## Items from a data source
== == ==

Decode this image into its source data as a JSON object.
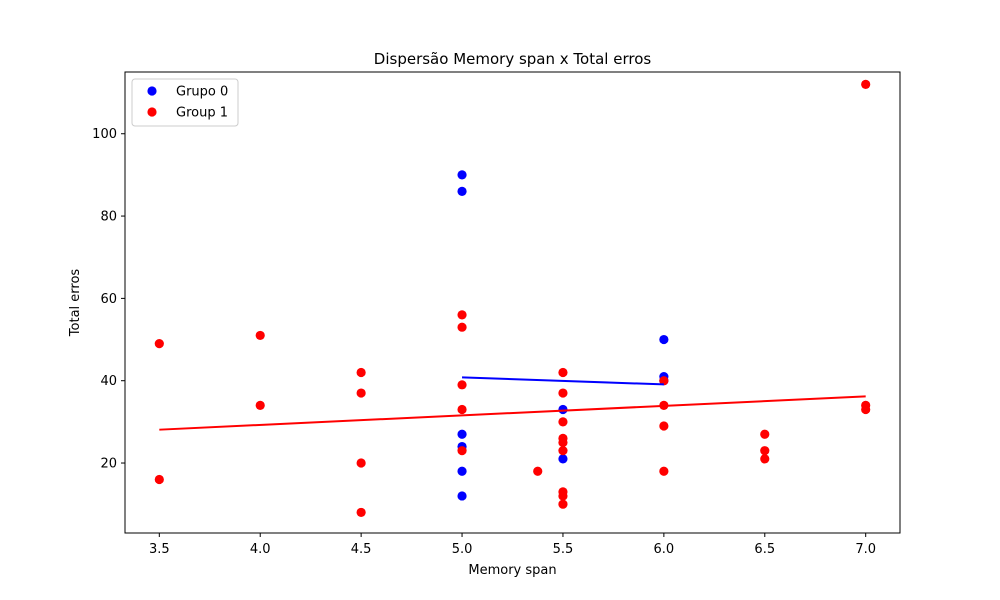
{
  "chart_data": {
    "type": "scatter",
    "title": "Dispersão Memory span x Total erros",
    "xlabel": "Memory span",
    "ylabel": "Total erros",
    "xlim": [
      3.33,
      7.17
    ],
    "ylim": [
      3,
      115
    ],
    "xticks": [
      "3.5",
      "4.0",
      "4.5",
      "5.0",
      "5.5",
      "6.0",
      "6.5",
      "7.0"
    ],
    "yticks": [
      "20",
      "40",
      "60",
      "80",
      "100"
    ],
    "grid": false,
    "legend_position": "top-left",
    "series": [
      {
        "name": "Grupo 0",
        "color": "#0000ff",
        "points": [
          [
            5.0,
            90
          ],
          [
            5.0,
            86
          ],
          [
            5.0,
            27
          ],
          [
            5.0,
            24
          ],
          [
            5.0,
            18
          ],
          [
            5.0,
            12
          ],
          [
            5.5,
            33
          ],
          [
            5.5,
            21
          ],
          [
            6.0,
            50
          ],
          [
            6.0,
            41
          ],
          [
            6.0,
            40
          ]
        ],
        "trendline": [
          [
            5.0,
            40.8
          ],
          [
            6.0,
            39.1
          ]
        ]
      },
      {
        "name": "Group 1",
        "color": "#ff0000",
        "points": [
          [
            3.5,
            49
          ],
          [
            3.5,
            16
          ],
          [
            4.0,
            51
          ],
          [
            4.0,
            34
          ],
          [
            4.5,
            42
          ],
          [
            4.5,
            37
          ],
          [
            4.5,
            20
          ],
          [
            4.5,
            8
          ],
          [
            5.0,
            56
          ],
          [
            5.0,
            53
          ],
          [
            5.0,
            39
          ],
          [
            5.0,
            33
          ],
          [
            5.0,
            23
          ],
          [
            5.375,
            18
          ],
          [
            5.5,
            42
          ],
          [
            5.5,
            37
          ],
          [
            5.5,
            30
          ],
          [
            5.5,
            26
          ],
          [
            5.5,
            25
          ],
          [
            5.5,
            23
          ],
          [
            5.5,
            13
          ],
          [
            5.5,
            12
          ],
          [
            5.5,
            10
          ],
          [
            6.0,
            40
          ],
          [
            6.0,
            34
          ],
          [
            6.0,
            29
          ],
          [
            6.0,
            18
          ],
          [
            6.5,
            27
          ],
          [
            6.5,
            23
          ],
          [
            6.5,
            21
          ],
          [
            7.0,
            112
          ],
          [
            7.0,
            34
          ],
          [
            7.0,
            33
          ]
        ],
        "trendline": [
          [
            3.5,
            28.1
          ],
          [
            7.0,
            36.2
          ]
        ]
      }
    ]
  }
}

== == ==

## What you are asked to do
Scan the listing above for the word "Total" and copy every line that holds it.

## Result of this task
    "title": "Dispersão Memory span x Total erros",
    "ylabel": "Total erros",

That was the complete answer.